Exercise details | Please write out, word for word, the stretch of the Madrid travel article from "Madrid is situated" through "into the night.".

Page extract |
Learn about Madrid,
Spain, by reading The
Capital of the World - Hemingway's Madrid by Gary W. Bloom,
WTA Member and Leisure Traveler/Writer.
It features all you'll need to know to plan your trip
including how to get there, objective information on places to
stay, and eat, and things to do. At the end of the article, we've
provided a summary of the contact information for your easy
Capital of the World - Hemingway's Madrid
by Gary W. Bloom, WTA Member and
The Streets of Madrid, Spain
"Madrid is where one
learns to understand," Earnest Hemingway wrote in his short story,
"The Capital of the World." He first traveled to Madrid in 1923
and returned many times. The city and culture influenced his writing
throughout his life. The reoccurring themes in his novels and short
stories of man's struggle with life and death, his lust for life and his
fascination with death are shared by all Madridians.
Madrid is situated on a
plateau 2,200 feet above sea level, making it the highest capital in
Europe. Its clear cobalt skies were an inspiration for Velazquez's
paintings. The city has its share of beautiful palaces, museums and
monuments. But Madrid is not an architectural gem or a historical find
along the lines of Paris, Rome, or Istanbul. Its beauty is within, its
style is its people, its history are those who have painted, written, or
simply lived here. Madrilenos, as they are called, live each day as if it were
the last. It is a city in a different time zone from the rest of the
world. Lunch is at 2 or 3 in the afternoon; dinner starts at 10 and lasts
well into the night.
Madrid may not be known
for its architecture, but it is famous for one of the premier museums in
the world, The Prado. According to biographer A.E. Hotchner, Hemingway
entered the museum as if he were entering a cathedral. One of his favorite
paintings here is Andreas Del Sarto's "Portrait of a Woman."

Material shown |
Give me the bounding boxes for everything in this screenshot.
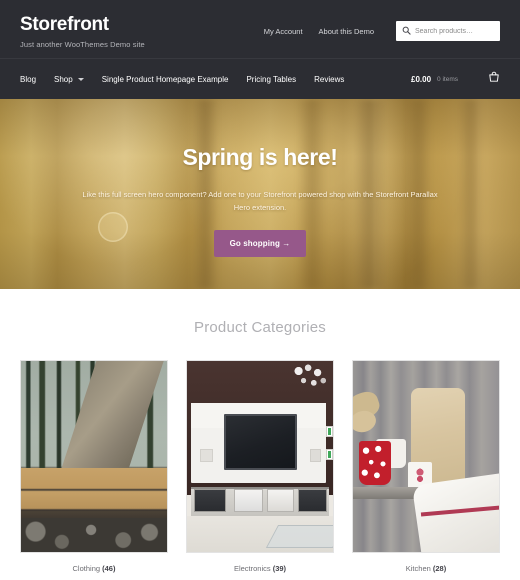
speaker-left-art [200, 448, 214, 463]
console-cabinet-art [297, 488, 328, 512]
console-cabinet-art [233, 488, 263, 512]
category-count: (46) [102, 564, 116, 573]
page-title: Product Categories [193, 319, 326, 336]
television-art [223, 414, 297, 470]
secondary-navigation: My Account About this Demo [264, 27, 374, 36]
shopping-cart-icon[interactable] [488, 70, 500, 88]
go-shopping-button[interactable]: Go shopping → [213, 230, 307, 258]
red-polkadot-mug-art [358, 441, 391, 486]
nav-item-label: Pricing Tables [246, 74, 297, 84]
cart-total-amount: £0.00 [411, 74, 432, 84]
product-categories-section: Product Categories Clothing (46) Electro… [0, 289, 520, 573]
category-count: (28) [432, 564, 447, 573]
site-header: Storefront Just another WooThemes Demo s… [0, 0, 520, 99]
site-title[interactable]: Storefront [20, 14, 264, 36]
chevron-down-icon[interactable] [77, 77, 84, 81]
nav-item-blog[interactable]: Blog [20, 75, 36, 84]
secondary-nav-item-my-account[interactable]: My Account [264, 27, 303, 36]
nav-item-label: Blog [20, 74, 37, 84]
search-icon [402, 22, 411, 40]
primary-navigation: Blog Shop Single Product Homepage Exampl… [20, 75, 411, 84]
category-label-clothing: Clothing (46) [20, 564, 168, 573]
category-label-kitchen: Kitchen (28) [352, 564, 500, 573]
category-name: Kitchen [405, 564, 431, 573]
category-image-electronics[interactable] [186, 360, 334, 553]
nav-item-label: Shop [54, 74, 73, 84]
product-search-form[interactable]: Search products… [396, 21, 500, 41]
category-card-electronics[interactable]: Electronics (39) [186, 360, 334, 573]
nav-item-pricing-tables[interactable]: Pricing Tables [246, 75, 296, 84]
console-cabinet-art [194, 488, 227, 512]
cart-summary[interactable]: £0.00 0 items [411, 70, 500, 88]
gravel-ground-art [21, 517, 167, 552]
nav-item-label: Reviews [314, 74, 345, 84]
site-tagline: Just another WooThemes Demo site [20, 39, 145, 49]
category-count: (39) [272, 564, 287, 573]
category-card-clothing[interactable]: Clothing (46) [20, 360, 168, 573]
nav-item-label: Single Product Homepage Example [101, 74, 229, 84]
nav-item-shop[interactable]: Shop [54, 75, 84, 84]
category-name: Electronics [233, 564, 271, 573]
wall-frame-art [325, 448, 333, 461]
category-card-kitchen[interactable]: Kitchen (28) [352, 360, 500, 573]
hero-title: Spring is here! [182, 144, 338, 170]
hero-banner: Spring is here! Like this full screen he… [0, 99, 520, 289]
category-grid: Clothing (46) Electronics (39) Kitchen (… [20, 360, 500, 573]
tea-towel-art [412, 473, 499, 552]
wall-frame-art [325, 425, 333, 438]
category-image-kitchen[interactable] [352, 360, 500, 553]
search-input[interactable]: Search products… [415, 28, 473, 35]
secondary-nav-item-about-this-demo[interactable]: About this Demo [319, 27, 374, 36]
console-cabinet-art [267, 488, 294, 512]
chandelier-art [290, 362, 329, 396]
glass-table-art [265, 525, 333, 549]
speaker-right-art [309, 448, 322, 463]
header-right: My Account About this Demo Search produc… [264, 15, 500, 41]
header-top-row: Storefront Just another WooThemes Demo s… [0, 0, 520, 58]
hero-description: Like this full screen hero component? Ad… [82, 190, 438, 213]
primary-nav-bar: Blog Shop Single Product Homepage Exampl… [0, 58, 520, 99]
nav-item-single-product-homepage-example[interactable]: Single Product Homepage Example [102, 75, 229, 84]
hero-content: Spring is here! Like this full screen he… [0, 99, 520, 258]
nav-item-reviews[interactable]: Reviews [314, 75, 344, 84]
category-image-clothing[interactable] [20, 360, 168, 553]
cart-item-count: 0 items [437, 75, 458, 83]
category-name: Clothing [72, 564, 101, 573]
category-label-electronics: Electronics (39) [186, 564, 334, 573]
site-branding[interactable]: Storefront Just another WooThemes Demo s… [20, 14, 264, 49]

Result |
Madrid is situated on a
plateau 2,200 feet above sea level, making it the highest capital in
Europe. Its clear cobalt skies were an inspiration for Velazquez's
paintings. The city has its share of beautiful palaces, museums and
monuments. But Madrid is not an architectural gem or a historical find
along the lines of Paris, Rome, or Istanbul. Its beauty is within, its
style is its people, its history are those who have painted, written, or
simply lived here. Madrilenos, as they are called, live each day as if it were
the last. It is a city in a different time zone from the rest of the
world. Lunch is at 2 or 3 in the afternoon; dinner starts at 10 and lasts
well into the night.